▸ EXERCISE MATERIAL

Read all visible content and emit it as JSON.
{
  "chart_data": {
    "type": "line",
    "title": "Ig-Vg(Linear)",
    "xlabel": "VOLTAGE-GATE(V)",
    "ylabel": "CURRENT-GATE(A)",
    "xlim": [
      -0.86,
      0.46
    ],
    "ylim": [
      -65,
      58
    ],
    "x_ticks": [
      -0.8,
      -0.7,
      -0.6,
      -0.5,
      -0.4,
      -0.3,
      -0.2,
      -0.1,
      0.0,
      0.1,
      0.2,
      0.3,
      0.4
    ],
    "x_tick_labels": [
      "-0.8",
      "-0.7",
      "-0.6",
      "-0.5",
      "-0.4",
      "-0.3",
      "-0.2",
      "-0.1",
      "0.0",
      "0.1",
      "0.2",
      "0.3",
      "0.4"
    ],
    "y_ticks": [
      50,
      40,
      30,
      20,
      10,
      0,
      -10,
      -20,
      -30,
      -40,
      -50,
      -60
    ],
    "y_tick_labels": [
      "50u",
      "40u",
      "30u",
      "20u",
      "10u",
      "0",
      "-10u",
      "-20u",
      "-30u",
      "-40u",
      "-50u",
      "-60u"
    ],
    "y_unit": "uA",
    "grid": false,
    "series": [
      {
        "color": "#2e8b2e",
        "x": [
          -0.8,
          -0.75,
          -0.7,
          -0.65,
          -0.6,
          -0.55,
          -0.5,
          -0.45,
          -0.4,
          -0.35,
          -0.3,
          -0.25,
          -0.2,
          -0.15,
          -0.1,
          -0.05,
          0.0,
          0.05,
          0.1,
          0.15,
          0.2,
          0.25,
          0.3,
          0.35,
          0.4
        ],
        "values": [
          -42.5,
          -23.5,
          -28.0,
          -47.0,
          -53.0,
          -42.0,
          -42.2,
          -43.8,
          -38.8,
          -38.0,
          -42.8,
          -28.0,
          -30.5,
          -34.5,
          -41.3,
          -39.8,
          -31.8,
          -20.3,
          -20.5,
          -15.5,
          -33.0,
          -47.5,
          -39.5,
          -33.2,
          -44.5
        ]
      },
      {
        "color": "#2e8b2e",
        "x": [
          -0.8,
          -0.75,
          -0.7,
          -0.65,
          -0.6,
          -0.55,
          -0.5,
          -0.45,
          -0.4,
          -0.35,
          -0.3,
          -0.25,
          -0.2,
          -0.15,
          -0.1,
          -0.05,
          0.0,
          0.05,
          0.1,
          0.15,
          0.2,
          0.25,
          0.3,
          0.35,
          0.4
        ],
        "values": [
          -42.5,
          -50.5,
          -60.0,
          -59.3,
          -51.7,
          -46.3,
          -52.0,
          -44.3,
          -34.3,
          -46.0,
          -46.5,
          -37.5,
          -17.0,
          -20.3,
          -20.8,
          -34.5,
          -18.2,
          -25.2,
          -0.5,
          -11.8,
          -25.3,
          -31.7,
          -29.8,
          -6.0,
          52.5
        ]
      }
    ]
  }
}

▸ REQUIRED WORK
Retype every record above exactly as it appears.

▸ WORKED ANSWER
Read all visible content and emit it as JSON.
{
  "chart_data": {
    "type": "line",
    "title": "Ig-Vg(Linear)",
    "xlabel": "VOLTAGE-GATE(V)",
    "ylabel": "CURRENT-GATE(A)",
    "xlim": [
      -0.86,
      0.46
    ],
    "ylim": [
      -65,
      58
    ],
    "x_ticks": [
      -0.8,
      -0.7,
      -0.6,
      -0.5,
      -0.4,
      -0.3,
      -0.2,
      -0.1,
      0.0,
      0.1,
      0.2,
      0.3,
      0.4
    ],
    "x_tick_labels": [
      "-0.8",
      "-0.7",
      "-0.6",
      "-0.5",
      "-0.4",
      "-0.3",
      "-0.2",
      "-0.1",
      "0.0",
      "0.1",
      "0.2",
      "0.3",
      "0.4"
    ],
    "y_ticks": [
      50,
      40,
      30,
      20,
      10,
      0,
      -10,
      -20,
      -30,
      -40,
      -50,
      -60
    ],
    "y_tick_labels": [
      "50u",
      "40u",
      "30u",
      "20u",
      "10u",
      "0",
      "-10u",
      "-20u",
      "-30u",
      "-40u",
      "-50u",
      "-60u"
    ],
    "y_unit": "uA",
    "grid": false,
    "series": [
      {
        "color": "#2e8b2e",
        "x": [
          -0.8,
          -0.75,
          -0.7,
          -0.65,
          -0.6,
          -0.55,
          -0.5,
          -0.45,
          -0.4,
          -0.35,
          -0.3,
          -0.25,
          -0.2,
          -0.15,
          -0.1,
          -0.05,
          0.0,
          0.05,
          0.1,
          0.15,
          0.2,
          0.25,
          0.3,
          0.35,
          0.4
        ],
        "values": [
          -42.5,
          -23.5,
          -28.0,
          -47.0,
          -53.0,
          -42.0,
          -42.2,
          -43.8,
          -38.8,
          -38.0,
          -42.8,
          -28.0,
          -30.5,
          -34.5,
          -41.3,
          -39.8,
          -31.8,
          -20.3,
          -20.5,
          -15.5,
          -33.0,
          -47.5,
          -39.5,
          -33.2,
          -44.5
        ]
      },
      {
        "color": "#2e8b2e",
        "x": [
          -0.8,
          -0.75,
          -0.7,
          -0.65,
          -0.6,
          -0.55,
          -0.5,
          -0.45,
          -0.4,
          -0.35,
          -0.3,
          -0.25,
          -0.2,
          -0.15,
          -0.1,
          -0.05,
          0.0,
          0.05,
          0.1,
          0.15,
          0.2,
          0.25,
          0.3,
          0.35,
          0.4
        ],
        "values": [
          -42.5,
          -50.5,
          -60.0,
          -59.3,
          -51.7,
          -46.3,
          -52.0,
          -44.3,
          -34.3,
          -46.0,
          -46.5,
          -37.5,
          -17.0,
          -20.3,
          -20.8,
          -34.5,
          -18.2,
          -25.2,
          -0.5,
          -11.8,
          -25.3,
          -31.7,
          -29.8,
          -6.0,
          52.5
        ]
      }
    ]
  }
}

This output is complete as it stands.